▶ **To do**: Show all lines from the listing below that contain "Output".

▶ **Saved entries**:
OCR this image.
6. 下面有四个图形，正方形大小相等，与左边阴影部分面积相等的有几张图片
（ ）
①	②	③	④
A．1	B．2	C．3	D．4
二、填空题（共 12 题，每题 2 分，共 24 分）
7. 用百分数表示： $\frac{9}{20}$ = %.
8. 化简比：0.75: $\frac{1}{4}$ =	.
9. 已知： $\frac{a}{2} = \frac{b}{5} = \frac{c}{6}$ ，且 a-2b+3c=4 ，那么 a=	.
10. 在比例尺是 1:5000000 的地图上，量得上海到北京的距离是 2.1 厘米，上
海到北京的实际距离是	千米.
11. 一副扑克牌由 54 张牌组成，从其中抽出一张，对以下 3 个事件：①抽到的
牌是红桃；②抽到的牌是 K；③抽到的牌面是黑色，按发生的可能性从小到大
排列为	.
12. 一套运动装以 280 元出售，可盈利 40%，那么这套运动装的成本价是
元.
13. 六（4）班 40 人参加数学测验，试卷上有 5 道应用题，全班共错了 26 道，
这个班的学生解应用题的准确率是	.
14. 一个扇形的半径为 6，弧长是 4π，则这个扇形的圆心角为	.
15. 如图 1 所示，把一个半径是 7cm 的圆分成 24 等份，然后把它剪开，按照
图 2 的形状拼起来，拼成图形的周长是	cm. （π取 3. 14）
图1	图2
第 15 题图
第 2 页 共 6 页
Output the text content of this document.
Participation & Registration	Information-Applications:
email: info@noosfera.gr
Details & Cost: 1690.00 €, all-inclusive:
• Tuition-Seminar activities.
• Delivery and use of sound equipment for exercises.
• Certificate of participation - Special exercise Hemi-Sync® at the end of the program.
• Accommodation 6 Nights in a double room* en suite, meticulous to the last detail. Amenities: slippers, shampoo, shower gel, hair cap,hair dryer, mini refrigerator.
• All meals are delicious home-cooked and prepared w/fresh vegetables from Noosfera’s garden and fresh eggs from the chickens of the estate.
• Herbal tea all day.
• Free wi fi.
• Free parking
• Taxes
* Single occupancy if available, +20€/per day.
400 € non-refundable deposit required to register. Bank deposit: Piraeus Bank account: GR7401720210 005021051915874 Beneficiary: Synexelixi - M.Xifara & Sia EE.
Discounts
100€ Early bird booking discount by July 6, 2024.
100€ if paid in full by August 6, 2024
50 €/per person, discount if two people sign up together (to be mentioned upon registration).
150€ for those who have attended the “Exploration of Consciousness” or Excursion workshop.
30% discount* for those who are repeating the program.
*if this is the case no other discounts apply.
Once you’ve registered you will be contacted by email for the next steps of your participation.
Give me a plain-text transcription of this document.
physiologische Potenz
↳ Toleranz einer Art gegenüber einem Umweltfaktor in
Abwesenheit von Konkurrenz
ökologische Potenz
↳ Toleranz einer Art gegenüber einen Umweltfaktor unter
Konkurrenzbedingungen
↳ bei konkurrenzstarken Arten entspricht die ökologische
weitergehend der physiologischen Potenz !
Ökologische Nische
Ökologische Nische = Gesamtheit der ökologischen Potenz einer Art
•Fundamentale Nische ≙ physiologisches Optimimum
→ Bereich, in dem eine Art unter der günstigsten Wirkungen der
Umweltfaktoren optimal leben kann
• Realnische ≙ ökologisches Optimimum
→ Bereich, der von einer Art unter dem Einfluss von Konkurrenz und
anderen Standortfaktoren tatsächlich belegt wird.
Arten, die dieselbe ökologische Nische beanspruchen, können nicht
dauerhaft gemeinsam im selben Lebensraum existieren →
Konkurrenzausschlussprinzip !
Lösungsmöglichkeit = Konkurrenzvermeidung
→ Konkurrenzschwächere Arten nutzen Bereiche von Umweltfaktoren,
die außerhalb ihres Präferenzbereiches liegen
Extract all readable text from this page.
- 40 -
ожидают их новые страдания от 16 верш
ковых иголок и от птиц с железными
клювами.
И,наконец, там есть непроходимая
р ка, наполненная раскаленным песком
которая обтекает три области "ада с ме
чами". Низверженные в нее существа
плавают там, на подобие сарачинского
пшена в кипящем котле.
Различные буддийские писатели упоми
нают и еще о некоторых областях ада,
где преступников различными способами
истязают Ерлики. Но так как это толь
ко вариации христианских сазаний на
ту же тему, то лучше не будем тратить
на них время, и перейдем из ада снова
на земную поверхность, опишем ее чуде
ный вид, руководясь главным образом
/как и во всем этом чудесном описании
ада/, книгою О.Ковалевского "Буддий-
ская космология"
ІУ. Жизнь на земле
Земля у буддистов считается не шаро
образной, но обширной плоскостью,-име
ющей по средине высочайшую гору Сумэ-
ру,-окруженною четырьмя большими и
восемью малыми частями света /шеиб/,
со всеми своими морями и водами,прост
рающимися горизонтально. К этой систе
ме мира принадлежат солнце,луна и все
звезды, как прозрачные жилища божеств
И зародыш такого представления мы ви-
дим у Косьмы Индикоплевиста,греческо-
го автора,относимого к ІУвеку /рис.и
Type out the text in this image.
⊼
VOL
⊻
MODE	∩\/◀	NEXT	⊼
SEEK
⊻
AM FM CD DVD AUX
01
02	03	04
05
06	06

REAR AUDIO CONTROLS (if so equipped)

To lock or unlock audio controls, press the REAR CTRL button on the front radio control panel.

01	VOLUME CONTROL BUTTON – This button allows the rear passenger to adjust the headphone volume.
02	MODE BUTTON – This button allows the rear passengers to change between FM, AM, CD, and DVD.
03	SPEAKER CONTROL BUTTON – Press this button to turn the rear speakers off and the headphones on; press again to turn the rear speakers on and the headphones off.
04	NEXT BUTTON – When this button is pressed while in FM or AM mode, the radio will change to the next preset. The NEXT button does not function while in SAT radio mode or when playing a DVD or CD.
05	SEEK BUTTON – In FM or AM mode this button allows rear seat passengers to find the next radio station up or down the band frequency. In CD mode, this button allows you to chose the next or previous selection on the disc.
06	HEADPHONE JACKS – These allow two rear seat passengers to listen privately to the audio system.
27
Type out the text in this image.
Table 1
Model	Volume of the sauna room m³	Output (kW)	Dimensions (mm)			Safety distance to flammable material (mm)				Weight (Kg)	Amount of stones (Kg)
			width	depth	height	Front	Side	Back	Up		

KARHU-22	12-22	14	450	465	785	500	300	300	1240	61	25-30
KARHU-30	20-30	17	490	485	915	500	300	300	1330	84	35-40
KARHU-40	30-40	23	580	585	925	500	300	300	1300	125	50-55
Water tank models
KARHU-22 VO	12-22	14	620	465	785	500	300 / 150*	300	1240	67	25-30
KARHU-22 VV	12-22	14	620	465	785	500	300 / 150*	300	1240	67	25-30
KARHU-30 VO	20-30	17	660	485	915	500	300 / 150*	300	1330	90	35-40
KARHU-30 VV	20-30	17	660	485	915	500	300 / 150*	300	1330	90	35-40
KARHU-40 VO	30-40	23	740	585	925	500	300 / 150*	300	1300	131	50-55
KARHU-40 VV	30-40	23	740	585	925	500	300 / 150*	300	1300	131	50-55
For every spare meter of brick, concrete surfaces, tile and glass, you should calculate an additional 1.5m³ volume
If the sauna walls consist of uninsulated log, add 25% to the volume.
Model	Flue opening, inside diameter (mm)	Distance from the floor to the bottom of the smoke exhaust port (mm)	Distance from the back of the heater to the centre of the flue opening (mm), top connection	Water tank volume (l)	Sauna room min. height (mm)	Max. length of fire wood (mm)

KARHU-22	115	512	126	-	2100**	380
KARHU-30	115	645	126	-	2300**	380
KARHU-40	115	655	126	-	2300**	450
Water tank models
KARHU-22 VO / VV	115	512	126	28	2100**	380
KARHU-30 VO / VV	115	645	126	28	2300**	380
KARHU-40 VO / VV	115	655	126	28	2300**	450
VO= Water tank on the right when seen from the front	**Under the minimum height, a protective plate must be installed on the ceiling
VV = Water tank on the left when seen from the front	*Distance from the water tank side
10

▶ **Solution to the exercise**:
Output the text content of this document.
Model	Volume of the sauna room m³	Output (kW)	Dimensions (mm)			Safety distance to flammable material (mm)				Weight (Kg)	Amount of stones (Kg)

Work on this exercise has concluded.